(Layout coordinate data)
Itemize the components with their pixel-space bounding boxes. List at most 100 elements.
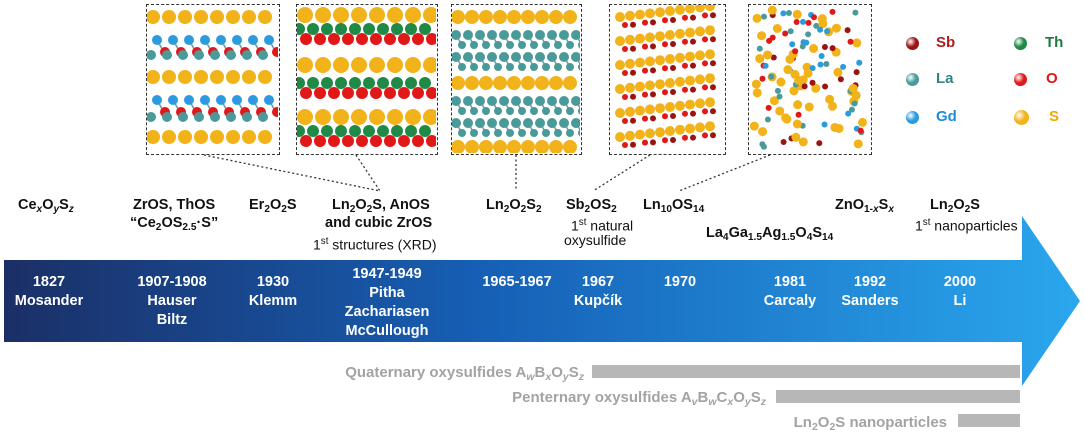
- atom: [475, 118, 485, 128]
- atom: [655, 31, 665, 42]
- atom: [769, 96, 779, 106]
- atom: [554, 107, 562, 115]
- atom: [530, 63, 538, 71]
- author-name: McCullough: [345, 323, 429, 339]
- atom: [665, 30, 675, 40]
- atom: [463, 30, 473, 40]
- atom: [315, 57, 331, 73]
- atom: [630, 93, 636, 100]
- atom: [511, 96, 521, 106]
- atom: [210, 112, 220, 122]
- atom: [655, 127, 665, 138]
- atom: [795, 111, 802, 118]
- atom: [398, 87, 410, 99]
- atom: [405, 77, 417, 89]
- atom: [563, 140, 577, 153]
- atom: [702, 84, 708, 91]
- atom: [194, 70, 208, 84]
- atom: [780, 138, 787, 145]
- atom: [493, 76, 507, 90]
- atom: [821, 43, 828, 50]
- atom: [314, 87, 326, 99]
- author-name: Klemm: [248, 293, 298, 309]
- atom: [369, 7, 385, 23]
- atom: [523, 96, 533, 106]
- atom: [297, 57, 313, 73]
- timeline-entry-1930: 1930 Klemm: [238, 273, 308, 311]
- atom: [297, 109, 313, 125]
- year-label: 1827: [32, 274, 66, 290]
- atom: [315, 7, 331, 23]
- note-first-nanoparticles: 1st nanoparticles: [915, 217, 1018, 234]
- atom: [328, 87, 340, 99]
- atom: [695, 5, 705, 13]
- atom: [518, 63, 526, 71]
- atom: [272, 107, 278, 117]
- atom: [351, 109, 367, 125]
- atom: [349, 125, 361, 137]
- atom: [506, 41, 514, 49]
- atom: [232, 95, 242, 105]
- atom: [665, 54, 675, 64]
- atom: [635, 81, 645, 92]
- atom: [377, 125, 389, 137]
- atom: [384, 87, 396, 99]
- atom: [682, 62, 688, 69]
- atom: [547, 30, 557, 40]
- atom: [765, 104, 772, 111]
- legend-dot-gd: [906, 111, 919, 124]
- atom: [821, 121, 828, 128]
- atom: [542, 107, 550, 115]
- atom: [162, 10, 176, 24]
- atom: [300, 33, 312, 45]
- atom: [554, 41, 562, 49]
- atom: [452, 118, 461, 128]
- atom: [578, 107, 580, 115]
- atom: [178, 130, 192, 144]
- atom: [642, 91, 648, 98]
- atom: [335, 77, 347, 89]
- atom: [675, 52, 685, 63]
- atom: [675, 76, 685, 87]
- atom: [547, 52, 557, 62]
- atom: [670, 137, 676, 143]
- atom: [297, 77, 305, 89]
- atom: [650, 115, 656, 122]
- bar-nanoparticles: [958, 414, 1020, 427]
- atom: [258, 70, 272, 84]
- atom: [452, 10, 465, 24]
- atom: [853, 69, 860, 76]
- atom: [789, 86, 799, 96]
- atom: [630, 21, 636, 28]
- atom: [412, 135, 424, 147]
- atom: [549, 76, 563, 90]
- atom: [650, 19, 656, 26]
- timeline-entry-1970: 1970: [652, 273, 708, 292]
- timeline-entry-1992: 1992 Sanders: [830, 273, 910, 311]
- atom: [412, 33, 424, 45]
- atom: [827, 101, 837, 111]
- atom: [465, 76, 479, 90]
- year-label: 1970: [663, 274, 697, 290]
- atom: [635, 129, 645, 140]
- atom: [482, 63, 490, 71]
- atom: [463, 96, 473, 106]
- atom: [702, 132, 708, 139]
- atom: [695, 122, 705, 133]
- atom: [682, 14, 688, 21]
- atom: [690, 38, 696, 45]
- atom: [710, 12, 716, 19]
- atom: [178, 10, 192, 24]
- connector-ln2o2s: [355, 154, 381, 192]
- atom: [487, 52, 497, 62]
- atom: [675, 100, 685, 111]
- atom: [622, 142, 628, 148]
- atom: [705, 49, 715, 60]
- atom: [792, 48, 799, 55]
- atom: [226, 50, 236, 60]
- atom: [559, 52, 569, 62]
- atom: [670, 89, 676, 95]
- atom: [226, 10, 240, 24]
- author-name: Zachariasen: [344, 304, 430, 320]
- atom: [370, 87, 382, 99]
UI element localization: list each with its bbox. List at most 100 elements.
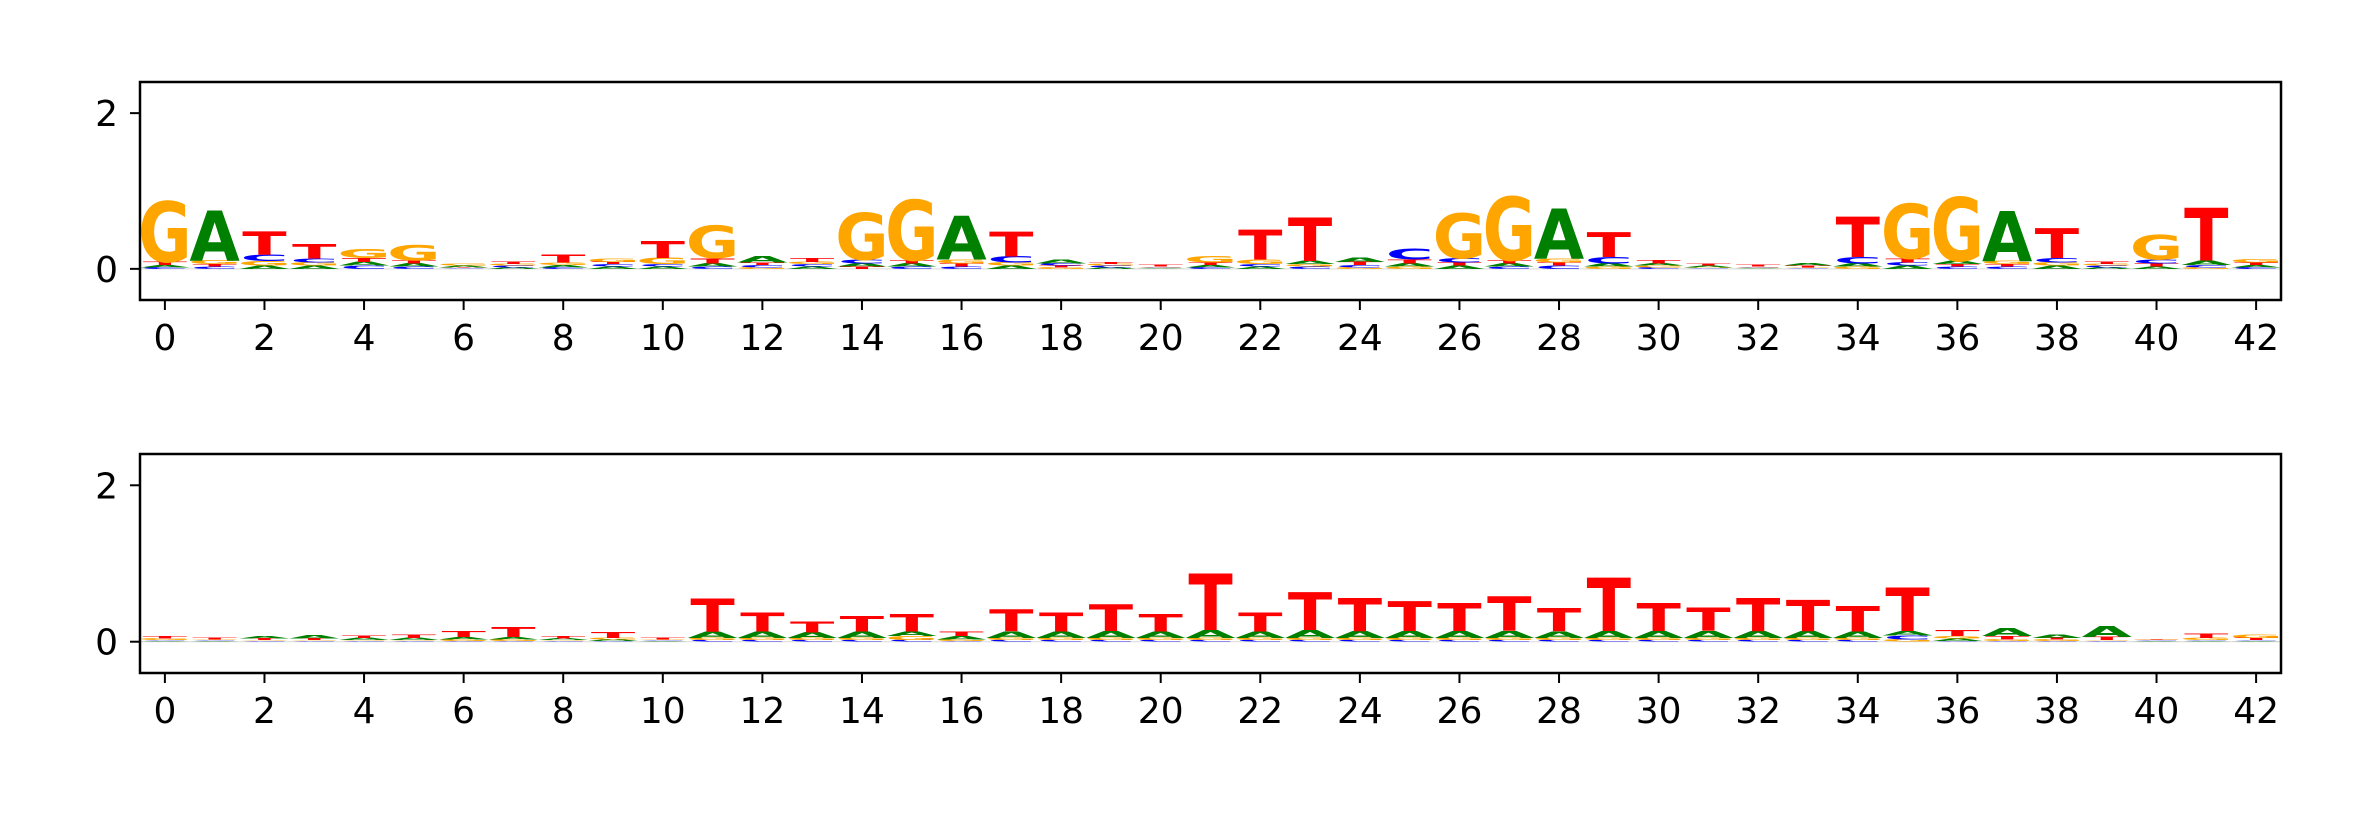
logo-letter-g: G [935, 258, 988, 264]
logo-letter-a: A [936, 635, 987, 640]
logo-letter-g: G [1732, 637, 1785, 641]
logo-letter-c: C [1336, 640, 1384, 643]
logo-letter-a: A [140, 641, 191, 642]
x-tick-label: 18 [1038, 691, 1084, 732]
logo-letter-t: T [392, 259, 437, 264]
logo-letter-t: T [1935, 629, 1980, 638]
logo-letter-c: C [1834, 255, 1882, 265]
logo-letter-g: G [2229, 259, 2282, 264]
logo-letter-t: T [1636, 259, 1681, 264]
logo-letter-a: A [1932, 638, 1983, 642]
logo-letter-t: T [1587, 226, 1632, 265]
logo-letter-t: T [591, 261, 636, 265]
logo-letter-c: C [1784, 268, 1832, 269]
logo-letter-a: A [140, 264, 191, 268]
logo-letter-t: T [1089, 598, 1133, 640]
x-tick-label: 40 [2134, 318, 2180, 359]
logo-letter-a: A [1385, 263, 1436, 268]
logo-letter-a: A [488, 267, 539, 270]
logo-letter-c: C [1436, 257, 1484, 264]
logo-letter-a: A [438, 265, 489, 268]
y-tick-label: 0 [95, 623, 118, 664]
logo-letter-c: C [1535, 265, 1583, 270]
logo-letter-a: A [538, 638, 589, 641]
logo-letter-c: C [1187, 640, 1235, 643]
logo-letter-c: C [2133, 640, 2181, 641]
logo-letter-c: C [1933, 641, 1981, 642]
logo-letter-t: T [1836, 207, 1880, 271]
logo-letter-c: C [1386, 246, 1434, 263]
logo-letter-a: A [986, 630, 1036, 640]
logo-letter-t: T [491, 261, 536, 265]
logo-letter-g: G [1682, 637, 1735, 641]
x-tick-label: 30 [1636, 691, 1682, 732]
logo-letter-c: C [1884, 634, 1932, 640]
logo-letter-t: T [193, 637, 238, 640]
logo-letter-t: T [441, 267, 486, 268]
logo-letter-t: T [342, 635, 387, 639]
logo-letter-c: C [390, 266, 438, 270]
logo-letter-c: C [1037, 640, 1085, 643]
logo-letter-t: T [1238, 608, 1283, 638]
logo-letter-g: G [1831, 266, 1884, 270]
logo-letter-a: A [2032, 634, 2083, 639]
logo-letter-c: C [2033, 641, 2081, 642]
logo-letter-a: A [438, 636, 489, 640]
logo-letter-a: A [737, 630, 787, 640]
logo-letter-a: A [1833, 263, 1884, 268]
logo-letter-c: C [1286, 266, 1334, 270]
x-tick-label: 34 [1835, 318, 1881, 359]
logo-letter-g: G [1582, 266, 1635, 270]
logo-letter-t: T [1487, 588, 1532, 643]
x-tick-label: 10 [640, 318, 686, 359]
logo-letter-c: C [2083, 641, 2131, 642]
logo-letter-g: G [2030, 639, 2083, 642]
x-tick-label: 16 [939, 318, 985, 359]
logo-letter-a: A [1335, 256, 1386, 263]
logo-letter-a: A [289, 265, 340, 270]
logo-letter-a: A [1683, 629, 1733, 640]
logo-letter-g: G [337, 246, 390, 261]
logo-letter-g: G [1184, 637, 1237, 641]
logo-letter-g: G [2130, 229, 2183, 268]
logo-letter-g: G [1084, 637, 1137, 641]
logo-letter-c: C [2133, 258, 2181, 264]
axes-frame [138, 80, 2283, 302]
logo-letter-g: G [1234, 637, 1287, 641]
logo-letter-g: G [1682, 267, 1735, 268]
logo-letter-t: T [790, 257, 835, 263]
x-tick-label: 10 [640, 691, 686, 732]
logo-letter-g: G [1931, 180, 1984, 282]
logo-letter-g: G [1433, 200, 1486, 272]
logo-letter-c: C [1983, 266, 2031, 270]
logo-letter-g: G [1831, 637, 1884, 641]
logo-letter-c: C [2182, 264, 2230, 268]
logo-letter-g: G [1931, 636, 1984, 640]
x-tick-label: 8 [552, 318, 575, 359]
logo-letter-t: T [1188, 262, 1233, 266]
x-tick-label: 34 [1835, 691, 1881, 732]
logo-letter-g: G [1333, 637, 1386, 641]
logo-letter-a: A [1484, 263, 1535, 268]
logo-letter-g: G [1034, 637, 1087, 641]
logo-letter-c: C [1983, 641, 2031, 642]
logo-letter-t: T [1736, 265, 1781, 268]
x-tick-label: 40 [2134, 691, 2180, 732]
logo-letter-t: T [541, 636, 586, 640]
logo-letter-a: A [538, 264, 589, 268]
x-tick-label: 28 [1536, 318, 1582, 359]
logo-letter-g: G [1184, 255, 1237, 265]
logo-letter-c: C [2182, 640, 2230, 641]
logo-letter-c: C [340, 265, 388, 270]
x-tick-label: 36 [1934, 318, 1980, 359]
logo-letter-a: A [1036, 630, 1086, 640]
logo-letter-c: C [938, 641, 986, 642]
logo-letter-g: G [1084, 264, 1137, 267]
logo-letter-g: G [985, 262, 1038, 267]
x-tick-label: 22 [1237, 691, 1283, 732]
logo-letter-t: T [1636, 595, 1681, 640]
logo-letter-t: T [143, 636, 188, 640]
logo-letter-g: G [586, 258, 639, 263]
logo-letter-a: A [837, 263, 888, 268]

WORK TO COMPLETE. Put each line of the listing above, from the line with "- atom: [475, 118, 485, 128]" to the line with "- atom: [695, 5, 705, 13]", into a JSON list of strings, one string per line and skipping blank lines.

FULL SOLUTION.
[
  "- atom: [475, 118, 485, 128]",
  "- atom: [655, 31, 665, 42]",
  "- atom: [769, 96, 779, 106]",
  "- atom: [554, 107, 562, 115]",
  "- atom: [530, 63, 538, 71]",
  "- author-name: McCullough: [345, 323, 429, 339]",
  "- atom: [665, 30, 675, 40]",
  "- atom: [463, 30, 473, 40]",
  "- atom: [315, 57, 331, 73]",
  "- atom: [630, 93, 636, 100]",
  "- atom: [511, 96, 521, 106]",
  "- atom: [210, 112, 220, 122]",
  "- atom: [655, 127, 665, 138]",
  "- atom: [795, 111, 802, 118]",
  "- atom: [398, 87, 410, 99]",
  "- atom: [405, 77, 417, 89]",
  "- atom: [563, 140, 577, 153]",
  "- atom: [702, 84, 708, 91]",
  "- atom: [194, 70, 208, 84]",
  "- atom: [780, 138, 787, 145]",
  "- atom: [493, 76, 507, 90]",
  "- atom: [821, 43, 828, 50]",
  "- atom: [314, 87, 326, 99]",
  "- author-name: Klemm: [248, 293, 298, 309]",
  "- atom: [369, 7, 385, 23]",
  "- atom: [523, 96, 533, 106]",
  "- atom: [297, 57, 313, 73]",
  "- timeline-entry-1930: 1930 Klemm: [238, 273, 308, 311]",
  "- atom: [297, 109, 313, 125]",
  "- year-label: 1827: [32, 274, 66, 290]",
  "- atom: [315, 7, 331, 23]",
  "- note-first-nanoparticles: 1st nanoparticles: [915, 217, 1018, 234]",
  "- atom: [328, 87, 340, 99]",
  "- atom: [695, 5, 705, 13]"
]